Set problem
Quote all of the data exactly as given. Skip every picture it contains.

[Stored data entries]
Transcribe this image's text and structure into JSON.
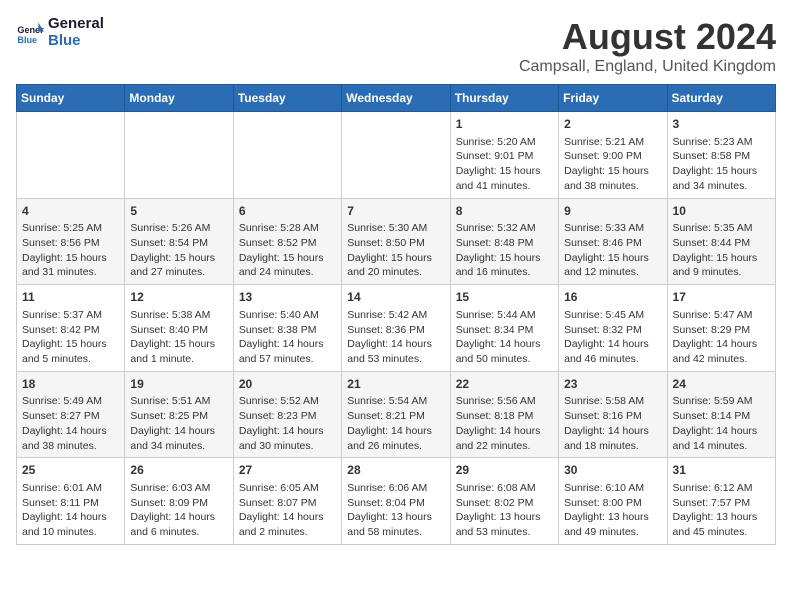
{
  "header": {
    "logo_line1": "General",
    "logo_line2": "Blue",
    "main_title": "August 2024",
    "subtitle": "Campsall, England, United Kingdom"
  },
  "days_of_week": [
    "Sunday",
    "Monday",
    "Tuesday",
    "Wednesday",
    "Thursday",
    "Friday",
    "Saturday"
  ],
  "weeks": [
    [
      {
        "day": "",
        "text": ""
      },
      {
        "day": "",
        "text": ""
      },
      {
        "day": "",
        "text": ""
      },
      {
        "day": "",
        "text": ""
      },
      {
        "day": "1",
        "text": "Sunrise: 5:20 AM\nSunset: 9:01 PM\nDaylight: 15 hours\nand 41 minutes."
      },
      {
        "day": "2",
        "text": "Sunrise: 5:21 AM\nSunset: 9:00 PM\nDaylight: 15 hours\nand 38 minutes."
      },
      {
        "day": "3",
        "text": "Sunrise: 5:23 AM\nSunset: 8:58 PM\nDaylight: 15 hours\nand 34 minutes."
      }
    ],
    [
      {
        "day": "4",
        "text": "Sunrise: 5:25 AM\nSunset: 8:56 PM\nDaylight: 15 hours\nand 31 minutes."
      },
      {
        "day": "5",
        "text": "Sunrise: 5:26 AM\nSunset: 8:54 PM\nDaylight: 15 hours\nand 27 minutes."
      },
      {
        "day": "6",
        "text": "Sunrise: 5:28 AM\nSunset: 8:52 PM\nDaylight: 15 hours\nand 24 minutes."
      },
      {
        "day": "7",
        "text": "Sunrise: 5:30 AM\nSunset: 8:50 PM\nDaylight: 15 hours\nand 20 minutes."
      },
      {
        "day": "8",
        "text": "Sunrise: 5:32 AM\nSunset: 8:48 PM\nDaylight: 15 hours\nand 16 minutes."
      },
      {
        "day": "9",
        "text": "Sunrise: 5:33 AM\nSunset: 8:46 PM\nDaylight: 15 hours\nand 12 minutes."
      },
      {
        "day": "10",
        "text": "Sunrise: 5:35 AM\nSunset: 8:44 PM\nDaylight: 15 hours\nand 9 minutes."
      }
    ],
    [
      {
        "day": "11",
        "text": "Sunrise: 5:37 AM\nSunset: 8:42 PM\nDaylight: 15 hours\nand 5 minutes."
      },
      {
        "day": "12",
        "text": "Sunrise: 5:38 AM\nSunset: 8:40 PM\nDaylight: 15 hours\nand 1 minute."
      },
      {
        "day": "13",
        "text": "Sunrise: 5:40 AM\nSunset: 8:38 PM\nDaylight: 14 hours\nand 57 minutes."
      },
      {
        "day": "14",
        "text": "Sunrise: 5:42 AM\nSunset: 8:36 PM\nDaylight: 14 hours\nand 53 minutes."
      },
      {
        "day": "15",
        "text": "Sunrise: 5:44 AM\nSunset: 8:34 PM\nDaylight: 14 hours\nand 50 minutes."
      },
      {
        "day": "16",
        "text": "Sunrise: 5:45 AM\nSunset: 8:32 PM\nDaylight: 14 hours\nand 46 minutes."
      },
      {
        "day": "17",
        "text": "Sunrise: 5:47 AM\nSunset: 8:29 PM\nDaylight: 14 hours\nand 42 minutes."
      }
    ],
    [
      {
        "day": "18",
        "text": "Sunrise: 5:49 AM\nSunset: 8:27 PM\nDaylight: 14 hours\nand 38 minutes."
      },
      {
        "day": "19",
        "text": "Sunrise: 5:51 AM\nSunset: 8:25 PM\nDaylight: 14 hours\nand 34 minutes."
      },
      {
        "day": "20",
        "text": "Sunrise: 5:52 AM\nSunset: 8:23 PM\nDaylight: 14 hours\nand 30 minutes."
      },
      {
        "day": "21",
        "text": "Sunrise: 5:54 AM\nSunset: 8:21 PM\nDaylight: 14 hours\nand 26 minutes."
      },
      {
        "day": "22",
        "text": "Sunrise: 5:56 AM\nSunset: 8:18 PM\nDaylight: 14 hours\nand 22 minutes."
      },
      {
        "day": "23",
        "text": "Sunrise: 5:58 AM\nSunset: 8:16 PM\nDaylight: 14 hours\nand 18 minutes."
      },
      {
        "day": "24",
        "text": "Sunrise: 5:59 AM\nSunset: 8:14 PM\nDaylight: 14 hours\nand 14 minutes."
      }
    ],
    [
      {
        "day": "25",
        "text": "Sunrise: 6:01 AM\nSunset: 8:11 PM\nDaylight: 14 hours\nand 10 minutes."
      },
      {
        "day": "26",
        "text": "Sunrise: 6:03 AM\nSunset: 8:09 PM\nDaylight: 14 hours\nand 6 minutes."
      },
      {
        "day": "27",
        "text": "Sunrise: 6:05 AM\nSunset: 8:07 PM\nDaylight: 14 hours\nand 2 minutes."
      },
      {
        "day": "28",
        "text": "Sunrise: 6:06 AM\nSunset: 8:04 PM\nDaylight: 13 hours\nand 58 minutes."
      },
      {
        "day": "29",
        "text": "Sunrise: 6:08 AM\nSunset: 8:02 PM\nDaylight: 13 hours\nand 53 minutes."
      },
      {
        "day": "30",
        "text": "Sunrise: 6:10 AM\nSunset: 8:00 PM\nDaylight: 13 hours\nand 49 minutes."
      },
      {
        "day": "31",
        "text": "Sunrise: 6:12 AM\nSunset: 7:57 PM\nDaylight: 13 hours\nand 45 minutes."
      }
    ]
  ]
}
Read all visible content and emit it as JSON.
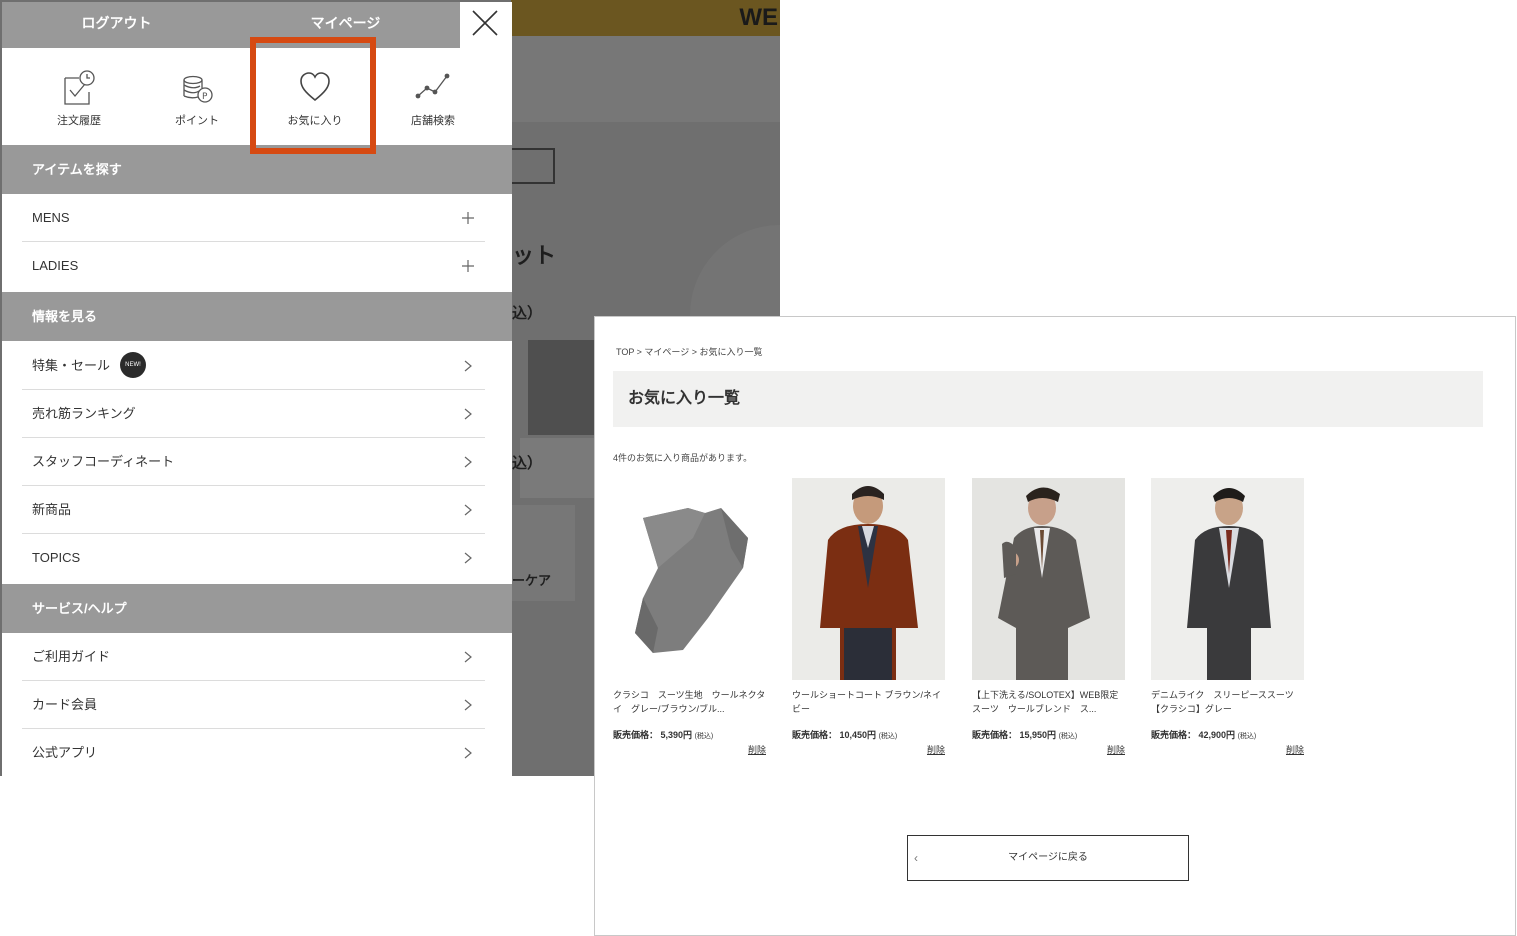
{
  "background_page": {
    "banner_text": "WE",
    "fragments": [
      "ット",
      "込）",
      "込）",
      "ーケア"
    ]
  },
  "drawer": {
    "header": {
      "logout": "ログアウト",
      "mypage": "マイページ"
    },
    "quick_menu": [
      {
        "label": "注文履歴",
        "icon": "order-history-icon"
      },
      {
        "label": "ポイント",
        "icon": "points-icon"
      },
      {
        "label": "お気に入り",
        "icon": "heart-icon"
      },
      {
        "label": "店舗検索",
        "icon": "store-search-icon"
      }
    ],
    "sections": [
      {
        "title": "アイテムを探す",
        "items": [
          "MENS",
          "LADIES"
        ]
      },
      {
        "title": "情報を見る",
        "items": [
          "特集・セール",
          "売れ筋ランキング",
          "スタッフコーディネート",
          "新商品",
          "TOPICS"
        ],
        "new_badge": "NEW!"
      },
      {
        "title": "サービス/ヘルプ",
        "items": [
          "ご利用ガイド",
          "カード会員",
          "公式アプリ"
        ]
      }
    ],
    "highlight_color": "#d64a12"
  },
  "favorites": {
    "breadcrumb": "TOP > マイページ > お気に入り一覧",
    "title": "お気に入り一覧",
    "count_text": "4件のお気に入り商品があります。",
    "price_label": "販売価格：",
    "tax_label": "(税込)",
    "delete_label": "削除",
    "products": [
      {
        "name": "クラシコ　スーツ生地　ウールネクタイ　グレー/ブラウン/ブル...",
        "price": "5,390円"
      },
      {
        "name": "ウールショートコート ブラウン/ネイビー",
        "price": "10,450円"
      },
      {
        "name": "【上下洗える/SOLOTEX】WEB限定スーツ　ウールブレンド　ス...",
        "price": "15,950円"
      },
      {
        "name": "デニムライク　スリーピーススーツ【クラシコ】グレー",
        "price": "42,900円"
      }
    ],
    "back_button": "マイページに戻る"
  }
}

Answer in full
Transcribe this image's text and structure into JSON.
{
  "header": {
    "logo_line1": "General",
    "logo_line2": "Blue",
    "main_title": "August 2024",
    "subtitle": "Campsall, England, United Kingdom"
  },
  "days_of_week": [
    "Sunday",
    "Monday",
    "Tuesday",
    "Wednesday",
    "Thursday",
    "Friday",
    "Saturday"
  ],
  "weeks": [
    [
      {
        "day": "",
        "text": ""
      },
      {
        "day": "",
        "text": ""
      },
      {
        "day": "",
        "text": ""
      },
      {
        "day": "",
        "text": ""
      },
      {
        "day": "1",
        "text": "Sunrise: 5:20 AM\nSunset: 9:01 PM\nDaylight: 15 hours\nand 41 minutes."
      },
      {
        "day": "2",
        "text": "Sunrise: 5:21 AM\nSunset: 9:00 PM\nDaylight: 15 hours\nand 38 minutes."
      },
      {
        "day": "3",
        "text": "Sunrise: 5:23 AM\nSunset: 8:58 PM\nDaylight: 15 hours\nand 34 minutes."
      }
    ],
    [
      {
        "day": "4",
        "text": "Sunrise: 5:25 AM\nSunset: 8:56 PM\nDaylight: 15 hours\nand 31 minutes."
      },
      {
        "day": "5",
        "text": "Sunrise: 5:26 AM\nSunset: 8:54 PM\nDaylight: 15 hours\nand 27 minutes."
      },
      {
        "day": "6",
        "text": "Sunrise: 5:28 AM\nSunset: 8:52 PM\nDaylight: 15 hours\nand 24 minutes."
      },
      {
        "day": "7",
        "text": "Sunrise: 5:30 AM\nSunset: 8:50 PM\nDaylight: 15 hours\nand 20 minutes."
      },
      {
        "day": "8",
        "text": "Sunrise: 5:32 AM\nSunset: 8:48 PM\nDaylight: 15 hours\nand 16 minutes."
      },
      {
        "day": "9",
        "text": "Sunrise: 5:33 AM\nSunset: 8:46 PM\nDaylight: 15 hours\nand 12 minutes."
      },
      {
        "day": "10",
        "text": "Sunrise: 5:35 AM\nSunset: 8:44 PM\nDaylight: 15 hours\nand 9 minutes."
      }
    ],
    [
      {
        "day": "11",
        "text": "Sunrise: 5:37 AM\nSunset: 8:42 PM\nDaylight: 15 hours\nand 5 minutes."
      },
      {
        "day": "12",
        "text": "Sunrise: 5:38 AM\nSunset: 8:40 PM\nDaylight: 15 hours\nand 1 minute."
      },
      {
        "day": "13",
        "text": "Sunrise: 5:40 AM\nSunset: 8:38 PM\nDaylight: 14 hours\nand 57 minutes."
      },
      {
        "day": "14",
        "text": "Sunrise: 5:42 AM\nSunset: 8:36 PM\nDaylight: 14 hours\nand 53 minutes."
      },
      {
        "day": "15",
        "text": "Sunrise: 5:44 AM\nSunset: 8:34 PM\nDaylight: 14 hours\nand 50 minutes."
      },
      {
        "day": "16",
        "text": "Sunrise: 5:45 AM\nSunset: 8:32 PM\nDaylight: 14 hours\nand 46 minutes."
      },
      {
        "day": "17",
        "text": "Sunrise: 5:47 AM\nSunset: 8:29 PM\nDaylight: 14 hours\nand 42 minutes."
      }
    ],
    [
      {
        "day": "18",
        "text": "Sunrise: 5:49 AM\nSunset: 8:27 PM\nDaylight: 14 hours\nand 38 minutes."
      },
      {
        "day": "19",
        "text": "Sunrise: 5:51 AM\nSunset: 8:25 PM\nDaylight: 14 hours\nand 34 minutes."
      },
      {
        "day": "20",
        "text": "Sunrise: 5:52 AM\nSunset: 8:23 PM\nDaylight: 14 hours\nand 30 minutes."
      },
      {
        "day": "21",
        "text": "Sunrise: 5:54 AM\nSunset: 8:21 PM\nDaylight: 14 hours\nand 26 minutes."
      },
      {
        "day": "22",
        "text": "Sunrise: 5:56 AM\nSunset: 8:18 PM\nDaylight: 14 hours\nand 22 minutes."
      },
      {
        "day": "23",
        "text": "Sunrise: 5:58 AM\nSunset: 8:16 PM\nDaylight: 14 hours\nand 18 minutes."
      },
      {
        "day": "24",
        "text": "Sunrise: 5:59 AM\nSunset: 8:14 PM\nDaylight: 14 hours\nand 14 minutes."
      }
    ],
    [
      {
        "day": "25",
        "text": "Sunrise: 6:01 AM\nSunset: 8:11 PM\nDaylight: 14 hours\nand 10 minutes."
      },
      {
        "day": "26",
        "text": "Sunrise: 6:03 AM\nSunset: 8:09 PM\nDaylight: 14 hours\nand 6 minutes."
      },
      {
        "day": "27",
        "text": "Sunrise: 6:05 AM\nSunset: 8:07 PM\nDaylight: 14 hours\nand 2 minutes."
      },
      {
        "day": "28",
        "text": "Sunrise: 6:06 AM\nSunset: 8:04 PM\nDaylight: 13 hours\nand 58 minutes."
      },
      {
        "day": "29",
        "text": "Sunrise: 6:08 AM\nSunset: 8:02 PM\nDaylight: 13 hours\nand 53 minutes."
      },
      {
        "day": "30",
        "text": "Sunrise: 6:10 AM\nSunset: 8:00 PM\nDaylight: 13 hours\nand 49 minutes."
      },
      {
        "day": "31",
        "text": "Sunrise: 6:12 AM\nSunset: 7:57 PM\nDaylight: 13 hours\nand 45 minutes."
      }
    ]
  ]
}
Read all visible content and emit it as JSON.
{
  "background_page": {
    "banner_text": "WE",
    "fragments": [
      "ット",
      "込）",
      "込）",
      "ーケア"
    ]
  },
  "drawer": {
    "header": {
      "logout": "ログアウト",
      "mypage": "マイページ"
    },
    "quick_menu": [
      {
        "label": "注文履歴",
        "icon": "order-history-icon"
      },
      {
        "label": "ポイント",
        "icon": "points-icon"
      },
      {
        "label": "お気に入り",
        "icon": "heart-icon"
      },
      {
        "label": "店舗検索",
        "icon": "store-search-icon"
      }
    ],
    "sections": [
      {
        "title": "アイテムを探す",
        "items": [
          "MENS",
          "LADIES"
        ]
      },
      {
        "title": "情報を見る",
        "items": [
          "特集・セール",
          "売れ筋ランキング",
          "スタッフコーディネート",
          "新商品",
          "TOPICS"
        ],
        "new_badge": "NEW!"
      },
      {
        "title": "サービス/ヘルプ",
        "items": [
          "ご利用ガイド",
          "カード会員",
          "公式アプリ"
        ]
      }
    ],
    "highlight_color": "#d64a12"
  },
  "favorites": {
    "breadcrumb": "TOP > マイページ > お気に入り一覧",
    "title": "お気に入り一覧",
    "count_text": "4件のお気に入り商品があります。",
    "price_label": "販売価格：",
    "tax_label": "(税込)",
    "delete_label": "削除",
    "products": [
      {
        "name": "クラシコ　スーツ生地　ウールネクタイ　グレー/ブラウン/ブル...",
        "price": "5,390円"
      },
      {
        "name": "ウールショートコート ブラウン/ネイビー",
        "price": "10,450円"
      },
      {
        "name": "【上下洗える/SOLOTEX】WEB限定スーツ　ウールブレンド　ス...",
        "price": "15,950円"
      },
      {
        "name": "デニムライク　スリーピーススーツ【クラシコ】グレー",
        "price": "42,900円"
      }
    ],
    "back_button": "マイページに戻る"
  }
}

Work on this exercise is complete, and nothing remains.